• [Written instruction]: Reproduce all the entries exactly and keep the pictures out.

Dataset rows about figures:
## Begin

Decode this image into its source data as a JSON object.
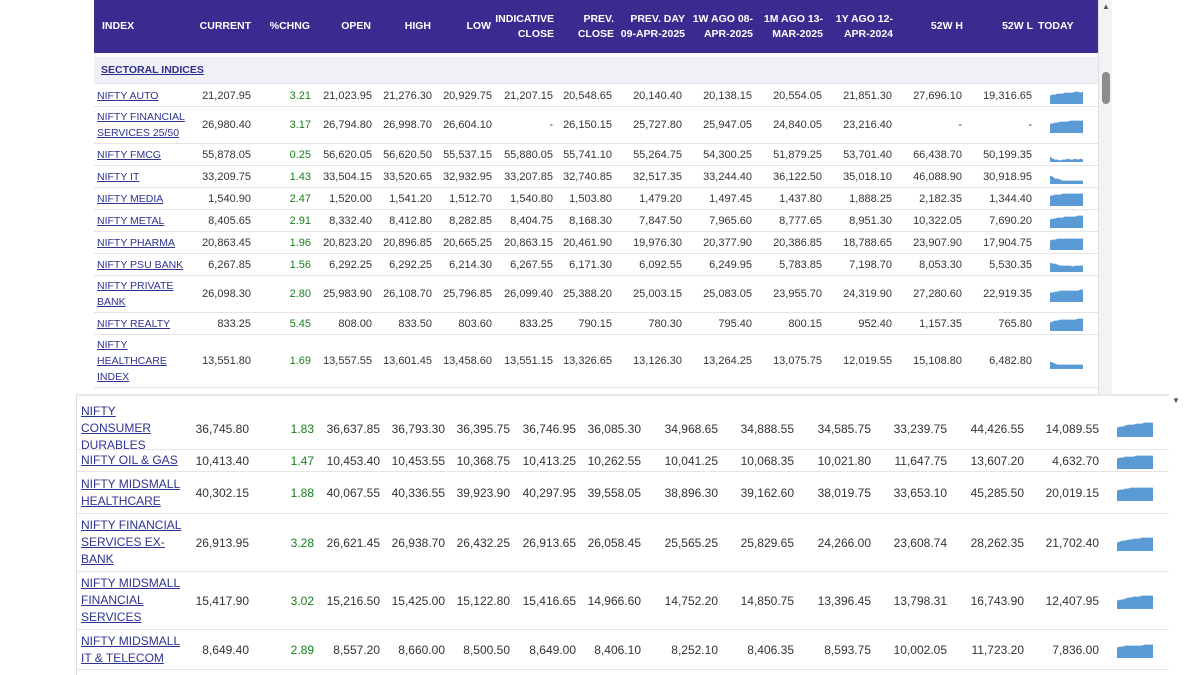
{
  "columns": [
    "INDEX",
    "CURRENT",
    "%CHNG",
    "OPEN",
    "HIGH",
    "LOW",
    "INDICATIVE CLOSE",
    "PREV. CLOSE",
    "PREV. DAY 09-APR-2025",
    "1W AGO 08-APR-2025",
    "1M AGO 13-MAR-2025",
    "1Y AGO 12-APR-2024",
    "52W H",
    "52W L",
    "TODAY"
  ],
  "section_label": "SECTORAL INDICES",
  "colors": {
    "header_bg": "#3b2a8f",
    "positive": "#17801c",
    "link": "#2d3393",
    "spark": "#5b9bd5"
  },
  "upper_rows": [
    {
      "name": "NIFTY AUTO",
      "values": [
        "21,207.95",
        "3.21",
        "21,023.95",
        "21,276.30",
        "20,929.75",
        "21,207.15",
        "20,548.65",
        "20,140.40",
        "20,138.15",
        "20,554.05",
        "21,851.30",
        "27,696.10",
        "19,316.65"
      ]
    },
    {
      "name": "NIFTY FINANCIAL SERVICES 25/50",
      "values": [
        "26,980.40",
        "3.17",
        "26,794.80",
        "26,998.70",
        "26,604.10",
        "-",
        "26,150.15",
        "25,727.80",
        "25,947.05",
        "24,840.05",
        "23,216.40",
        "-",
        "-"
      ]
    },
    {
      "name": "NIFTY FMCG",
      "values": [
        "55,878.05",
        "0.25",
        "56,620.05",
        "56,620.50",
        "55,537.15",
        "55,880.05",
        "55,741.10",
        "55,264.75",
        "54,300.25",
        "51,879.25",
        "53,701.40",
        "66,438.70",
        "50,199.35"
      ]
    },
    {
      "name": "NIFTY IT",
      "values": [
        "33,209.75",
        "1.43",
        "33,504.15",
        "33,520.65",
        "32,932.95",
        "33,207.85",
        "32,740.85",
        "32,517.35",
        "33,244.40",
        "36,122.50",
        "35,018.10",
        "46,088.90",
        "30,918.95"
      ]
    },
    {
      "name": "NIFTY MEDIA",
      "values": [
        "1,540.90",
        "2.47",
        "1,520.00",
        "1,541.20",
        "1,512.70",
        "1,540.80",
        "1,503.80",
        "1,479.20",
        "1,497.45",
        "1,437.80",
        "1,888.25",
        "2,182.35",
        "1,344.40"
      ]
    },
    {
      "name": "NIFTY METAL",
      "values": [
        "8,405.65",
        "2.91",
        "8,332.40",
        "8,412.80",
        "8,282.85",
        "8,404.75",
        "8,168.30",
        "7,847.50",
        "7,965.60",
        "8,777.65",
        "8,951.30",
        "10,322.05",
        "7,690.20"
      ]
    },
    {
      "name": "NIFTY PHARMA",
      "values": [
        "20,863.45",
        "1.96",
        "20,823.20",
        "20,896.85",
        "20,665.25",
        "20,863.15",
        "20,461.90",
        "19,976.30",
        "20,377.90",
        "20,386.85",
        "18,788.65",
        "23,907.90",
        "17,904.75"
      ]
    },
    {
      "name": "NIFTY PSU BANK",
      "values": [
        "6,267.85",
        "1.56",
        "6,292.25",
        "6,292.25",
        "6,214.30",
        "6,267.55",
        "6,171.30",
        "6,092.55",
        "6,249.95",
        "5,783.85",
        "7,198.70",
        "8,053.30",
        "5,530.35"
      ]
    },
    {
      "name": "NIFTY PRIVATE BANK",
      "values": [
        "26,098.30",
        "2.80",
        "25,983.90",
        "26,108.70",
        "25,796.85",
        "26,099.40",
        "25,388.20",
        "25,003.15",
        "25,083.05",
        "23,955.70",
        "24,319.90",
        "27,280.60",
        "22,919.35"
      ]
    },
    {
      "name": "NIFTY REALTY",
      "values": [
        "833.25",
        "5.45",
        "808.00",
        "833.50",
        "803.60",
        "833.25",
        "790.15",
        "780.30",
        "795.40",
        "800.15",
        "952.40",
        "1,157.35",
        "765.80"
      ]
    },
    {
      "name": "NIFTY HEALTHCARE INDEX",
      "values": [
        "13,551.80",
        "1.69",
        "13,557.55",
        "13,601.45",
        "13,458.60",
        "13,551.15",
        "13,326.65",
        "13,126.30",
        "13,264.25",
        "13,075.75",
        "12,019.55",
        "15,108.80",
        "6,482.80"
      ]
    }
  ],
  "lower_rows": [
    {
      "name": "NIFTY CONSUMER DURABLES",
      "values": [
        "36,745.80",
        "1.83",
        "36,637.85",
        "36,793.30",
        "36,395.75",
        "36,746.95",
        "36,085.30",
        "34,968.65",
        "34,888.55",
        "34,585.75",
        "33,239.75",
        "44,426.55",
        "14,089.55"
      ]
    },
    {
      "name": "NIFTY OIL & GAS",
      "values": [
        "10,413.40",
        "1.47",
        "10,453.40",
        "10,453.55",
        "10,368.75",
        "10,413.25",
        "10,262.55",
        "10,041.25",
        "10,068.35",
        "10,021.80",
        "11,647.75",
        "13,607.20",
        "4,632.70"
      ]
    },
    {
      "name": "NIFTY MIDSMALL HEALTHCARE",
      "values": [
        "40,302.15",
        "1.88",
        "40,067.55",
        "40,336.55",
        "39,923.90",
        "40,297.95",
        "39,558.05",
        "38,896.30",
        "39,162.60",
        "38,019.75",
        "33,653.10",
        "45,285.50",
        "20,019.15"
      ]
    },
    {
      "name": "NIFTY FINANCIAL SERVICES EX-BANK",
      "values": [
        "26,913.95",
        "3.28",
        "26,621.45",
        "26,938.70",
        "26,432.25",
        "26,913.65",
        "26,058.45",
        "25,565.25",
        "25,829.65",
        "24,266.00",
        "23,608.74",
        "28,262.35",
        "21,702.40"
      ]
    },
    {
      "name": "NIFTY MIDSMALL FINANCIAL SERVICES",
      "values": [
        "15,417.90",
        "3.02",
        "15,216.50",
        "15,425.00",
        "15,122.80",
        "15,416.65",
        "14,966.60",
        "14,752.20",
        "14,850.75",
        "13,396.45",
        "13,798.31",
        "16,743.90",
        "12,407.95"
      ]
    },
    {
      "name": "NIFTY MIDSMALL IT & TELECOM",
      "values": [
        "8,649.40",
        "2.89",
        "8,557.20",
        "8,660.00",
        "8,500.50",
        "8,649.00",
        "8,406.10",
        "8,252.10",
        "8,406.35",
        "8,593.75",
        "10,002.05",
        "11,723.20",
        "7,836.00"
      ]
    }
  ]
}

## End

• [Written solution]:
Decode this image into its source data as a JSON object.
{
  "columns": [
    "INDEX",
    "CURRENT",
    "%CHNG",
    "OPEN",
    "HIGH",
    "LOW",
    "INDICATIVE CLOSE",
    "PREV. CLOSE",
    "PREV. DAY 09-APR-2025",
    "1W AGO 08-APR-2025",
    "1M AGO 13-MAR-2025",
    "1Y AGO 12-APR-2024",
    "52W H",
    "52W L",
    "TODAY"
  ],
  "section_label": "SECTORAL INDICES",
  "colors": {
    "header_bg": "#3b2a8f",
    "positive": "#17801c",
    "link": "#2d3393",
    "spark": "#5b9bd5"
  },
  "upper_rows": [
    {
      "name": "NIFTY AUTO",
      "values": [
        "21,207.95",
        "3.21",
        "21,023.95",
        "21,276.30",
        "20,929.75",
        "21,207.15",
        "20,548.65",
        "20,140.40",
        "20,138.15",
        "20,554.05",
        "21,851.30",
        "27,696.10",
        "19,316.65"
      ]
    },
    {
      "name": "NIFTY FINANCIAL SERVICES 25/50",
      "values": [
        "26,980.40",
        "3.17",
        "26,794.80",
        "26,998.70",
        "26,604.10",
        "-",
        "26,150.15",
        "25,727.80",
        "25,947.05",
        "24,840.05",
        "23,216.40",
        "-",
        "-"
      ]
    },
    {
      "name": "NIFTY FMCG",
      "values": [
        "55,878.05",
        "0.25",
        "56,620.05",
        "56,620.50",
        "55,537.15",
        "55,880.05",
        "55,741.10",
        "55,264.75",
        "54,300.25",
        "51,879.25",
        "53,701.40",
        "66,438.70",
        "50,199.35"
      ]
    },
    {
      "name": "NIFTY IT",
      "values": [
        "33,209.75",
        "1.43",
        "33,504.15",
        "33,520.65",
        "32,932.95",
        "33,207.85",
        "32,740.85",
        "32,517.35",
        "33,244.40",
        "36,122.50",
        "35,018.10",
        "46,088.90",
        "30,918.95"
      ]
    },
    {
      "name": "NIFTY MEDIA",
      "values": [
        "1,540.90",
        "2.47",
        "1,520.00",
        "1,541.20",
        "1,512.70",
        "1,540.80",
        "1,503.80",
        "1,479.20",
        "1,497.45",
        "1,437.80",
        "1,888.25",
        "2,182.35",
        "1,344.40"
      ]
    },
    {
      "name": "NIFTY METAL",
      "values": [
        "8,405.65",
        "2.91",
        "8,332.40",
        "8,412.80",
        "8,282.85",
        "8,404.75",
        "8,168.30",
        "7,847.50",
        "7,965.60",
        "8,777.65",
        "8,951.30",
        "10,322.05",
        "7,690.20"
      ]
    },
    {
      "name": "NIFTY PHARMA",
      "values": [
        "20,863.45",
        "1.96",
        "20,823.20",
        "20,896.85",
        "20,665.25",
        "20,863.15",
        "20,461.90",
        "19,976.30",
        "20,377.90",
        "20,386.85",
        "18,788.65",
        "23,907.90",
        "17,904.75"
      ]
    },
    {
      "name": "NIFTY PSU BANK",
      "values": [
        "6,267.85",
        "1.56",
        "6,292.25",
        "6,292.25",
        "6,214.30",
        "6,267.55",
        "6,171.30",
        "6,092.55",
        "6,249.95",
        "5,783.85",
        "7,198.70",
        "8,053.30",
        "5,530.35"
      ]
    },
    {
      "name": "NIFTY PRIVATE BANK",
      "values": [
        "26,098.30",
        "2.80",
        "25,983.90",
        "26,108.70",
        "25,796.85",
        "26,099.40",
        "25,388.20",
        "25,003.15",
        "25,083.05",
        "23,955.70",
        "24,319.90",
        "27,280.60",
        "22,919.35"
      ]
    },
    {
      "name": "NIFTY REALTY",
      "values": [
        "833.25",
        "5.45",
        "808.00",
        "833.50",
        "803.60",
        "833.25",
        "790.15",
        "780.30",
        "795.40",
        "800.15",
        "952.40",
        "1,157.35",
        "765.80"
      ]
    },
    {
      "name": "NIFTY HEALTHCARE INDEX",
      "values": [
        "13,551.80",
        "1.69",
        "13,557.55",
        "13,601.45",
        "13,458.60",
        "13,551.15",
        "13,326.65",
        "13,126.30",
        "13,264.25",
        "13,075.75",
        "12,019.55",
        "15,108.80",
        "6,482.80"
      ]
    }
  ],
  "lower_rows": [
    {
      "name": "NIFTY CONSUMER DURABLES",
      "values": [
        "36,745.80",
        "1.83",
        "36,637.85",
        "36,793.30",
        "36,395.75",
        "36,746.95",
        "36,085.30",
        "34,968.65",
        "34,888.55",
        "34,585.75",
        "33,239.75",
        "44,426.55",
        "14,089.55"
      ]
    },
    {
      "name": "NIFTY OIL & GAS",
      "values": [
        "10,413.40",
        "1.47",
        "10,453.40",
        "10,453.55",
        "10,368.75",
        "10,413.25",
        "10,262.55",
        "10,041.25",
        "10,068.35",
        "10,021.80",
        "11,647.75",
        "13,607.20",
        "4,632.70"
      ]
    },
    {
      "name": "NIFTY MIDSMALL HEALTHCARE",
      "values": [
        "40,302.15",
        "1.88",
        "40,067.55",
        "40,336.55",
        "39,923.90",
        "40,297.95",
        "39,558.05",
        "38,896.30",
        "39,162.60",
        "38,019.75",
        "33,653.10",
        "45,285.50",
        "20,019.15"
      ]
    },
    {
      "name": "NIFTY FINANCIAL SERVICES EX-BANK",
      "values": [
        "26,913.95",
        "3.28",
        "26,621.45",
        "26,938.70",
        "26,432.25",
        "26,913.65",
        "26,058.45",
        "25,565.25",
        "25,829.65",
        "24,266.00",
        "23,608.74",
        "28,262.35",
        "21,702.40"
      ]
    },
    {
      "name": "NIFTY MIDSMALL FINANCIAL SERVICES",
      "values": [
        "15,417.90",
        "3.02",
        "15,216.50",
        "15,425.00",
        "15,122.80",
        "15,416.65",
        "14,966.60",
        "14,752.20",
        "14,850.75",
        "13,396.45",
        "13,798.31",
        "16,743.90",
        "12,407.95"
      ]
    },
    {
      "name": "NIFTY MIDSMALL IT & TELECOM",
      "values": [
        "8,649.40",
        "2.89",
        "8,557.20",
        "8,660.00",
        "8,500.50",
        "8,649.00",
        "8,406.10",
        "8,252.10",
        "8,406.35",
        "8,593.75",
        "10,002.05",
        "11,723.20",
        "7,836.00"
      ]
    }
  ]
}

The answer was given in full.